AIM OF THE EXERCISE: Repeat the whole of the data, keeping every detail the same.

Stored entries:
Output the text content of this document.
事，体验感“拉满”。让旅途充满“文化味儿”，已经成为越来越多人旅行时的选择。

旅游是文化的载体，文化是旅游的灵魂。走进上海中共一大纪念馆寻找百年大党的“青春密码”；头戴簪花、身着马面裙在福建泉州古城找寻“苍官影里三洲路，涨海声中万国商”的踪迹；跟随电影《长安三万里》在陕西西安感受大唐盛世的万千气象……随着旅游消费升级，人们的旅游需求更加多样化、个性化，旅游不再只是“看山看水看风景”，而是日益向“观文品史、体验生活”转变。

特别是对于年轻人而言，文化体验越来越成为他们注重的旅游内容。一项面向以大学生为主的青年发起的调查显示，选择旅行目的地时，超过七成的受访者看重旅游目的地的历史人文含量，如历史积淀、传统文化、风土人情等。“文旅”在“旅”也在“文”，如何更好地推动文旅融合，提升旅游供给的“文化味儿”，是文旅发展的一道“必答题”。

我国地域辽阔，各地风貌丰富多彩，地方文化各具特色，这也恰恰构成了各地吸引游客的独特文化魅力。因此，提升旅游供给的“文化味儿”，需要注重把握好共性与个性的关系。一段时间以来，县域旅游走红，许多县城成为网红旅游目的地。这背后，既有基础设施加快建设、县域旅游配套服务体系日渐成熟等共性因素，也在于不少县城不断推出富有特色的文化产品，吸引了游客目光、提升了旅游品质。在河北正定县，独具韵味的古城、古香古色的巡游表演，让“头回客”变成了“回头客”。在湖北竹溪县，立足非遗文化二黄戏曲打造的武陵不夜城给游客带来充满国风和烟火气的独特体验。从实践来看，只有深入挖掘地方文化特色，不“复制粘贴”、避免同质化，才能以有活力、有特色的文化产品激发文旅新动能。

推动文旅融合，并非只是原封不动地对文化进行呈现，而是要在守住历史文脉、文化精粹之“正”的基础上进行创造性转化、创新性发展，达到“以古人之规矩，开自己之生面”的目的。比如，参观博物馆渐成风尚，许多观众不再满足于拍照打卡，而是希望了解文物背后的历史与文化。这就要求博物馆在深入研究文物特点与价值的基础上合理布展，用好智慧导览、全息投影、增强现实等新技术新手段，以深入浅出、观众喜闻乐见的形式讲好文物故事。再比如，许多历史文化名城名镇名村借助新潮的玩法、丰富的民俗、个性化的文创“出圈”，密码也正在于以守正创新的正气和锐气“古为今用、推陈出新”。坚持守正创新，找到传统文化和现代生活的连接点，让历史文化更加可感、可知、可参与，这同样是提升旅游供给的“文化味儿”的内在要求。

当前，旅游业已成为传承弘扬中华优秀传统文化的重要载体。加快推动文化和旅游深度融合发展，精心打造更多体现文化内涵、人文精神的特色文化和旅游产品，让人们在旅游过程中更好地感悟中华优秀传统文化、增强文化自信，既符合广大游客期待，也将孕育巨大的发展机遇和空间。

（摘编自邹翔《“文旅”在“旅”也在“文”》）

SOLVED PROBLEM:
Output the text content of this document.
事，体验感“拉满”。让旅途充满“文化味儿”，已经成为越来越多人旅行时的选择。

旅游是文化的载体，文化是旅游的灵魂。走进上海中共一大纪念馆寻找百年大党的“青春密码”；头戴簪花、身着马面裙在福建泉州古城找寻“苍官影里三洲路，涨海声中万国商”的踪迹；跟随电影《长安三万里》在陕西西安感受大唐盛世的万千气象……随着旅游消费升级，人们的旅游需求更加多样化、个性化，旅游不再只是“看山看水看风景”，而是日益向“观文品史、体验生活”转变。

特别是对于年轻人而言，文化体验越来越成为他们注重的旅游内容。一项面向以大学生为主的青年发起的调查显示，选择旅行目的地时，超过七成的受访者看重旅游目的地的历史人文含量，如历史积淀、传统文化、风土人情等。“文旅”在“旅”也在“文”，如何更好地推动文旅融合，提升旅游供给的“文化味儿”，是文旅发展的一道“必答题”。

我国地域辽阔，各地风貌丰富多彩，地方文化各具特色，这也恰恰构成了各地吸引游客的独特文化魅力。因此，提升旅游供给的“文化味儿”，需要注重把握好共性与个性的关系。一段时间以来，县域旅游走红，许多县城成为网红旅游目的地。这背后，既有基础设施加快建设、县域旅游配套服务体系日渐成熟等共性因素，也在于不少县城不断推出富有特色的文化产品，吸引了游客目光、提升了旅游品质。在河北正定县，独具韵味的古城、古香古色的巡游表演，让“头回客”变成了“回头客”。在湖北竹溪县，立足非遗文化二黄戏曲打造的武陵不夜城给游客带来充满国风和烟火气的独特体验。从实践来看，只有深入挖掘地方文化特色，不“复制粘贴”、避免同质化，才能以有活力、有特色的文化产品激发文旅新动能。

推动文旅融合，并非只是原封不动地对文化进行呈现，而是要在守住历史文脉、文化精粹之“正”的基础上进行创造性转化、创新性发展，达到“以古人之规矩，开自己之生面”的目的。比如，参观博物馆渐成风尚，许多观众不再满足于拍照打卡，而是希望了解文物背后的历史与文化。这就要求博物馆在深入研究文物特点与价值的基础上合理布展，用好智慧导览、全息投影、增强现实等新技术新手段，以深入浅出、观众喜闻乐见的形式讲好文物故事。再比如，许多历史文化名城名镇名村借助新潮的玩法、丰富的民俗、个性化的文创“出圈”，密码也正在于以守正创新的正气和锐气“古为今用、推陈出新”。坚持守正创新，找到传统文化和现代生活的连接点，让历史文化更加可感、可知、可参与，这同样是提升旅游供给的“文化味儿”的内在要求。

当前，旅游业已成为传承弘扬中华优秀传统文化的重要载体。加快推动文化和旅游深度融合发展，精心打造更多体现文化内涵、人文精神的特色文化和旅游产品，让人们在旅游过程中更好地感悟中华优秀传统文化、增强文化自信，既符合广大游客期待，也将孕育巨大的发展机遇和空间。

（摘编自邹翔《“文旅”在“旅”也在“文”》）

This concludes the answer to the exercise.